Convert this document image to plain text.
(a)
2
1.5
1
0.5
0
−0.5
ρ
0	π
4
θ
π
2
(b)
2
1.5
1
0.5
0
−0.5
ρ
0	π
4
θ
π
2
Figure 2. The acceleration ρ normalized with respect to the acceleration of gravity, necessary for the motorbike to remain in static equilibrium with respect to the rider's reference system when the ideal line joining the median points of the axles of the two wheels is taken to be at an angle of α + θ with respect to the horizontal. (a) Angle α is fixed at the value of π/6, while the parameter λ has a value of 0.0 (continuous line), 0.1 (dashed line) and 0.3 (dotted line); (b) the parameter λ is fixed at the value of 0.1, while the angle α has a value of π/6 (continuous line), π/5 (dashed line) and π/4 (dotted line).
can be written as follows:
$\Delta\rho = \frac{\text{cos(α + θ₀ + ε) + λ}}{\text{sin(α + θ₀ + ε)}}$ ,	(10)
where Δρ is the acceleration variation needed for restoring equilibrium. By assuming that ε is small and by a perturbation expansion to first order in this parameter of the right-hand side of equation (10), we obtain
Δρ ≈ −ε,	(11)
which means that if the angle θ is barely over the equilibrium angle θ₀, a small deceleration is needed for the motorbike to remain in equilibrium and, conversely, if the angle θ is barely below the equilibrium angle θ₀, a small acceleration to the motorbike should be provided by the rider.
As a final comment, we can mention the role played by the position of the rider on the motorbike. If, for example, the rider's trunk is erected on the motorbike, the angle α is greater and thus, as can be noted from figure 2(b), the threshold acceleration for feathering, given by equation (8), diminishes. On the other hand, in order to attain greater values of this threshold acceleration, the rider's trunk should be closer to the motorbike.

★ ★ ★

• [Required work]
Reproduce the material above, every line of it, exactly.

• [Answer]
Convert this document image to plain text.
(a)
2
1.5
1
0.5
0
−0.5
ρ
0	π
4
θ
π
2
(b)
2
1.5
1
0.5
0
−0.5
ρ
0	π
4
θ
π
2
Figure 2. The acceleration ρ normalized with respect to the acceleration of gravity, necessary for the motorbike to remain in static equilibrium with respect to the rider's reference system when the ideal line joining the median points of the axles of the two wheels is taken to be at an angle of α + θ with respect to the horizontal. (a) Angle α is fixed at the value of π/6, while the parameter λ has a value of 0.0 (continuous line), 0.1 (dashed line) and 0.3 (dotted line); (b) the parameter λ is fixed at the value of 0.1, while the angle α has a value of π/6 (continuous line), π/5 (dashed line) and π/4 (dotted line).
can be written as follows:
$\Delta\rho = \frac{\text{cos(α + θ₀ + ε) + λ}}{\text{sin(α + θ₀ + ε)}}$ ,	(10)
where Δρ is the acceleration variation needed for restoring equilibrium. By assuming that ε is small and by a perturbation expansion to first order in this parameter of the right-hand side of equation (10), we obtain
Δρ ≈ −ε,	(11)
which means that if the angle θ is barely over the equilibrium angle θ₀, a small deceleration is needed for the motorbike to remain in equilibrium and, conversely, if the angle θ is barely below the equilibrium angle θ₀, a small acceleration to the motorbike should be provided by the rider.
As a final comment, we can mention the role played by the position of the rider on the motorbike. If, for example, the rider's trunk is erected on the motorbike, the angle α is greater and thus, as can be noted from figure 2(b), the threshold acceleration for feathering, given by equation (8), diminishes. On the other hand, in order to attain greater values of this threshold acceleration, the rider's trunk should be closer to the motorbike.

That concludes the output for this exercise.